-- BEGIN Records for processing --
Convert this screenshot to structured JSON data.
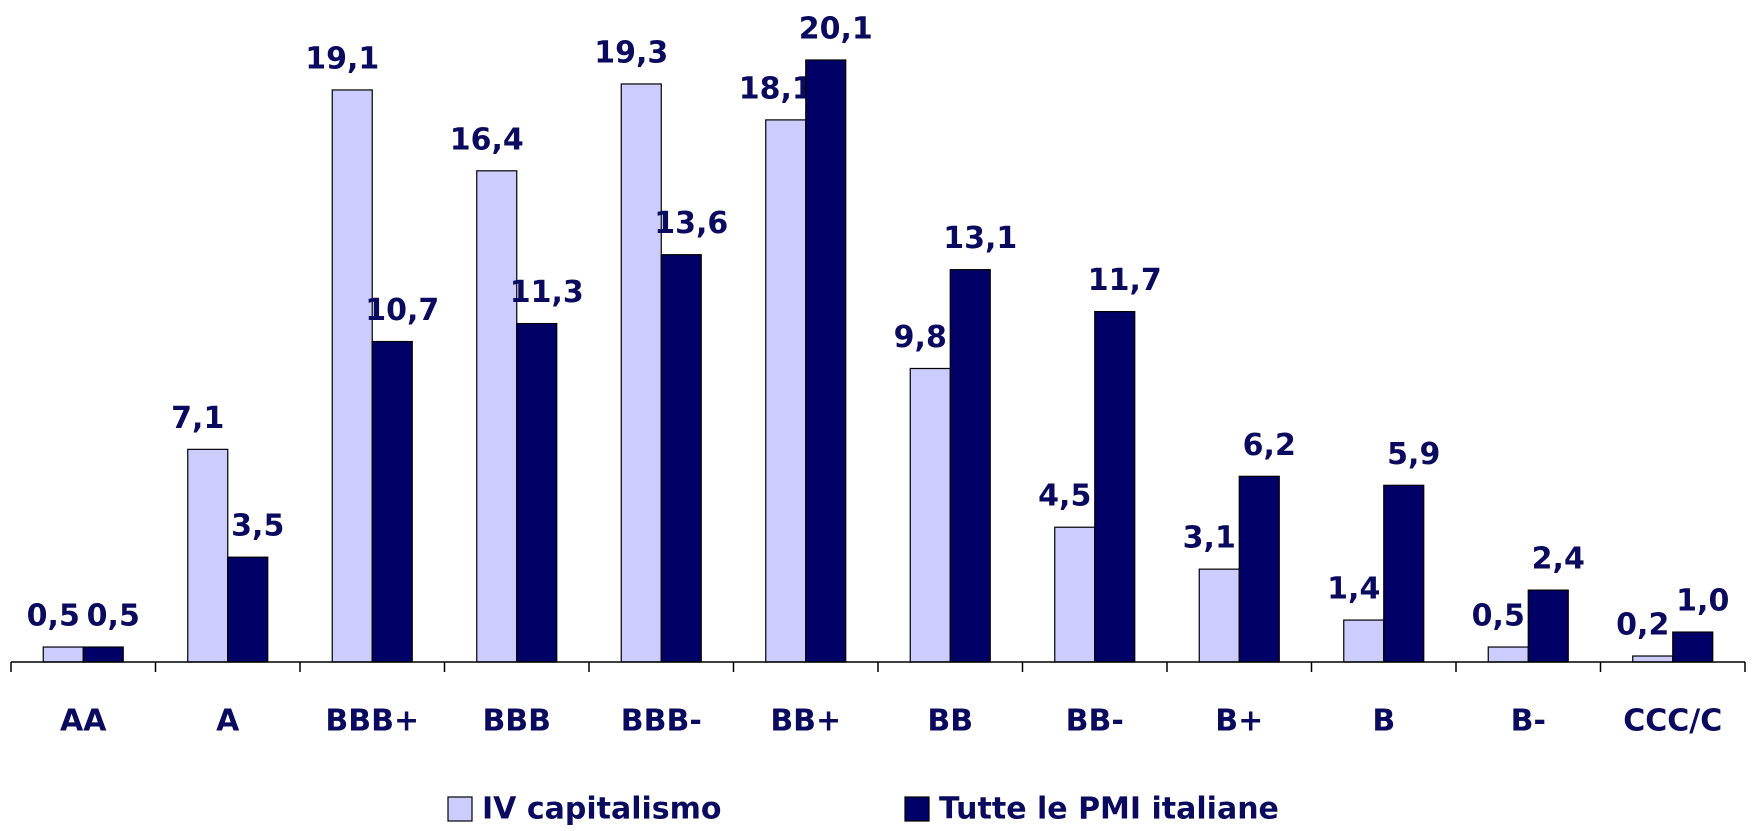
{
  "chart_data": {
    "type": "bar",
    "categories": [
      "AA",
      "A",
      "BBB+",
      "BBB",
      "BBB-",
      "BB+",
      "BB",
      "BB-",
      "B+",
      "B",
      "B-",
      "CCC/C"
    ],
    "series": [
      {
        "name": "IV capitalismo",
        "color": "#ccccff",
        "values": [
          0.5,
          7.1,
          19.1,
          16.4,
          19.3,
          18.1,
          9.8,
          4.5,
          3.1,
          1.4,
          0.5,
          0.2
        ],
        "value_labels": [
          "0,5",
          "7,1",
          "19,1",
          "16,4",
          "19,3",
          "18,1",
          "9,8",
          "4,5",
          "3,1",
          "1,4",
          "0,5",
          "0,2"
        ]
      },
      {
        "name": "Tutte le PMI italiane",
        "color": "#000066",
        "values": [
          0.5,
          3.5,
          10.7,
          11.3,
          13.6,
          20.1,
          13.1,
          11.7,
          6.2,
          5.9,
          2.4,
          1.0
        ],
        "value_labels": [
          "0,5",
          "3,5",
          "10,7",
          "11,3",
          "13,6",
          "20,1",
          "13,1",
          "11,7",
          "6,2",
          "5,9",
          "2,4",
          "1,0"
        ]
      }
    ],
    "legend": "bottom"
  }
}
-- END Records for processing --
### What is needed
Keep every word of the data as it is when you write it out, but drop the pictures.

### Solution to the exercise
Convert this screenshot to structured JSON data.
{
  "chart_data": {
    "type": "bar",
    "categories": [
      "AA",
      "A",
      "BBB+",
      "BBB",
      "BBB-",
      "BB+",
      "BB",
      "BB-",
      "B+",
      "B",
      "B-",
      "CCC/C"
    ],
    "series": [
      {
        "name": "IV capitalismo",
        "color": "#ccccff",
        "values": [
          0.5,
          7.1,
          19.1,
          16.4,
          19.3,
          18.1,
          9.8,
          4.5,
          3.1,
          1.4,
          0.5,
          0.2
        ],
        "value_labels": [
          "0,5",
          "7,1",
          "19,1",
          "16,4",
          "19,3",
          "18,1",
          "9,8",
          "4,5",
          "3,1",
          "1,4",
          "0,5",
          "0,2"
        ]
      },
      {
        "name": "Tutte le PMI italiane",
        "color": "#000066",
        "values": [
          0.5,
          3.5,
          10.7,
          11.3,
          13.6,
          20.1,
          13.1,
          11.7,
          6.2,
          5.9,
          2.4,
          1.0
        ],
        "value_labels": [
          "0,5",
          "3,5",
          "10,7",
          "11,3",
          "13,6",
          "20,1",
          "13,1",
          "11,7",
          "6,2",
          "5,9",
          "2,4",
          "1,0"
        ]
      }
    ],
    "legend": "bottom"
  }
}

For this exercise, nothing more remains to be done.